(Problem requirements) Say how many lines of the listing below contain "Applied", giving the number and nothing else.

(Data records)
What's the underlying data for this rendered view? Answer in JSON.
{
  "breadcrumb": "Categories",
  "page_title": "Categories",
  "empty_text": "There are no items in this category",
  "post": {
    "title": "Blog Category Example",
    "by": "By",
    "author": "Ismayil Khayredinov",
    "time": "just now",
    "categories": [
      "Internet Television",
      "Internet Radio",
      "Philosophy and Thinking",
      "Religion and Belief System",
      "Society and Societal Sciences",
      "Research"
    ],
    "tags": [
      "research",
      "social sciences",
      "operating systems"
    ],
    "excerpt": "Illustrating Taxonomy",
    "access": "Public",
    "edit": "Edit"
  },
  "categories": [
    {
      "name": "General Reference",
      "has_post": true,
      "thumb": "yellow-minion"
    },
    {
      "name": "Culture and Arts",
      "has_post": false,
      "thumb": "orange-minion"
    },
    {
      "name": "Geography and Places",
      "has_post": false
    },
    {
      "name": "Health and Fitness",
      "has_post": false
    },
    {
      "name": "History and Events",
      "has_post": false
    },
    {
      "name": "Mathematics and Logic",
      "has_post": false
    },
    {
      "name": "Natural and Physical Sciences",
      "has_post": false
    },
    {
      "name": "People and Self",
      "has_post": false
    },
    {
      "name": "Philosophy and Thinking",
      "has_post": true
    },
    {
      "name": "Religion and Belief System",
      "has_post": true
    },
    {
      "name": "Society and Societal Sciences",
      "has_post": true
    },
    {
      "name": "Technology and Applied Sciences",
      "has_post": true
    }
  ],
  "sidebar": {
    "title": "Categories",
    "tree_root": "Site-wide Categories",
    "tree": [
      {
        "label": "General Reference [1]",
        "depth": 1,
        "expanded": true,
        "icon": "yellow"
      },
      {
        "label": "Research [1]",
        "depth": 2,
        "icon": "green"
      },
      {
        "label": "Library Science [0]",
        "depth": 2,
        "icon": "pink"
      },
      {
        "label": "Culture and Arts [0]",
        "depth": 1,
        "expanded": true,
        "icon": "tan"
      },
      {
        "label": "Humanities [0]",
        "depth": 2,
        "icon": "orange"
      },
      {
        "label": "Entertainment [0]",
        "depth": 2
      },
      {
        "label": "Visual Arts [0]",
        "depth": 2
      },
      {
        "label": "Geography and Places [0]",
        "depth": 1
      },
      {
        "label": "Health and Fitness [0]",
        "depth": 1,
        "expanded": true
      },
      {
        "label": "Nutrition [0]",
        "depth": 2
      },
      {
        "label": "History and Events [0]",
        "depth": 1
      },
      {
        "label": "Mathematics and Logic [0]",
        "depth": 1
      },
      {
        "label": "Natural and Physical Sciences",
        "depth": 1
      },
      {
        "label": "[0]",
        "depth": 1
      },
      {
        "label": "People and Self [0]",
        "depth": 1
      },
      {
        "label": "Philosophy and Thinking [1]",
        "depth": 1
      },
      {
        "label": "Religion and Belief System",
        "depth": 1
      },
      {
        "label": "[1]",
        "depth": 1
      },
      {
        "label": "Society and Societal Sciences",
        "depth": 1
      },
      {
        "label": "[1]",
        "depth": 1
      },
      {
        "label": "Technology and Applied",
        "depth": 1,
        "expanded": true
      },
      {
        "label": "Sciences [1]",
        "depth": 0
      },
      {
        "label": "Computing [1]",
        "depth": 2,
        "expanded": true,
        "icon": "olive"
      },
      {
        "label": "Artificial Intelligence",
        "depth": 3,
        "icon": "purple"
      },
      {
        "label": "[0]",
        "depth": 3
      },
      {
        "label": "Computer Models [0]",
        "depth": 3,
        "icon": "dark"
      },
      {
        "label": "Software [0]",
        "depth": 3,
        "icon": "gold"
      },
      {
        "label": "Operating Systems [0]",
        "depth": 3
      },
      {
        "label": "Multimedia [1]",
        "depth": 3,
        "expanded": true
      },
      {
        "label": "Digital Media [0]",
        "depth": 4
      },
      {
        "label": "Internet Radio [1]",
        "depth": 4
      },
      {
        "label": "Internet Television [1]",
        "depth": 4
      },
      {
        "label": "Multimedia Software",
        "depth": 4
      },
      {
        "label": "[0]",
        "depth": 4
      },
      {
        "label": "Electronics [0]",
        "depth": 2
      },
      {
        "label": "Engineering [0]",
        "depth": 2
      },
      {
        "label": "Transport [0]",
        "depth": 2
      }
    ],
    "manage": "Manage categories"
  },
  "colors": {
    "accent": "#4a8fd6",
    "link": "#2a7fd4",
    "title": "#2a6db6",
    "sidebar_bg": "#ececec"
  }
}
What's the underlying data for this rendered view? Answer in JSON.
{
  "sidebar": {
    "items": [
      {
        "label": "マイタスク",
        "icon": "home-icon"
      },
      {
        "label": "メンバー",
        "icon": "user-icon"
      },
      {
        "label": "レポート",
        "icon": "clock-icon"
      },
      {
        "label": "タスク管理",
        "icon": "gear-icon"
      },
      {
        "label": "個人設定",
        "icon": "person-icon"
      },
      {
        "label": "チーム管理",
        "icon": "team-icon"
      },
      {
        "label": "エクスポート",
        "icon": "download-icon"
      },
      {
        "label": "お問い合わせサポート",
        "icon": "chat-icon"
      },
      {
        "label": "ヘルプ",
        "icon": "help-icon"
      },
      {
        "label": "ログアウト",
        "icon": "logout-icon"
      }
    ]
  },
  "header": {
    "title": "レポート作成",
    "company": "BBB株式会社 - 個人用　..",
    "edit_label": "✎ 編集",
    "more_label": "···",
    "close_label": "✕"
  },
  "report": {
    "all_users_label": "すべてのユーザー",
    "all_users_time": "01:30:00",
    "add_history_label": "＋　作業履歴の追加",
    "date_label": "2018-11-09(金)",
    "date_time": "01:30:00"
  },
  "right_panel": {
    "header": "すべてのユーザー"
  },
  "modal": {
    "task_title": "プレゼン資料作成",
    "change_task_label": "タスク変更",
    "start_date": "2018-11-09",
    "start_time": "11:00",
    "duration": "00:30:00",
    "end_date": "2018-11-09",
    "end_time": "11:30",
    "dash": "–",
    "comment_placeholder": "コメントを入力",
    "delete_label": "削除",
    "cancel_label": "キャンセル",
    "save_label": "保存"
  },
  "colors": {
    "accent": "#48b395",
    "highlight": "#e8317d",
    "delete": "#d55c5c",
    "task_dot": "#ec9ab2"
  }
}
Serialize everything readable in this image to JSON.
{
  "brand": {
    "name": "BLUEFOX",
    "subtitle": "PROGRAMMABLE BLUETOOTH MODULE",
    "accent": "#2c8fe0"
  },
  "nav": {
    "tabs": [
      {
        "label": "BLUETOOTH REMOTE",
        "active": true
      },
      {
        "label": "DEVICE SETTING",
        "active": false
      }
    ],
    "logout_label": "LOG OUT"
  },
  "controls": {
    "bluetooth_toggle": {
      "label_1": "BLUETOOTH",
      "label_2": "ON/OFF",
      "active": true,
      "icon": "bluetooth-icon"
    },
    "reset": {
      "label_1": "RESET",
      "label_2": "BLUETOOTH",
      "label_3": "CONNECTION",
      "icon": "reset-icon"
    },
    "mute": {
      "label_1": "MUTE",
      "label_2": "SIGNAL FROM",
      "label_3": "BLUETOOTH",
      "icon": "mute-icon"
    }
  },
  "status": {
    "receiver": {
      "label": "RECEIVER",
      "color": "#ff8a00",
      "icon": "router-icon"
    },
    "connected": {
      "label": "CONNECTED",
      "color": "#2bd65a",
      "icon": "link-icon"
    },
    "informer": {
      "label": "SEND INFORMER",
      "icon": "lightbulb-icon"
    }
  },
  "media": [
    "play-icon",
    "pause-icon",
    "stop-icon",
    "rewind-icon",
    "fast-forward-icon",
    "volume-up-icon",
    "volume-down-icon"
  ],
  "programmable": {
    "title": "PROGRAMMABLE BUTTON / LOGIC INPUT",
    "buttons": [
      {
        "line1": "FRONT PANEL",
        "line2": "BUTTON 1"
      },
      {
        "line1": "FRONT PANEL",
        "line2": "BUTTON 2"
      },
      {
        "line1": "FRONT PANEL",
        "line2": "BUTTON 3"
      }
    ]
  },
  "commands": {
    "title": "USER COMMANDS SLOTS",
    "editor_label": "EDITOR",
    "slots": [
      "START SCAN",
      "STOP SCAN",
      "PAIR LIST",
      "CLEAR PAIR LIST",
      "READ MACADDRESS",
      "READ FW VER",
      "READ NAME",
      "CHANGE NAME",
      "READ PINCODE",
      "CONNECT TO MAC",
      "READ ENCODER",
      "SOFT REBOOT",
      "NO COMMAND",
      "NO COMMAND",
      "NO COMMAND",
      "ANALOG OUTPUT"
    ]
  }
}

(Solution to the exercise) 2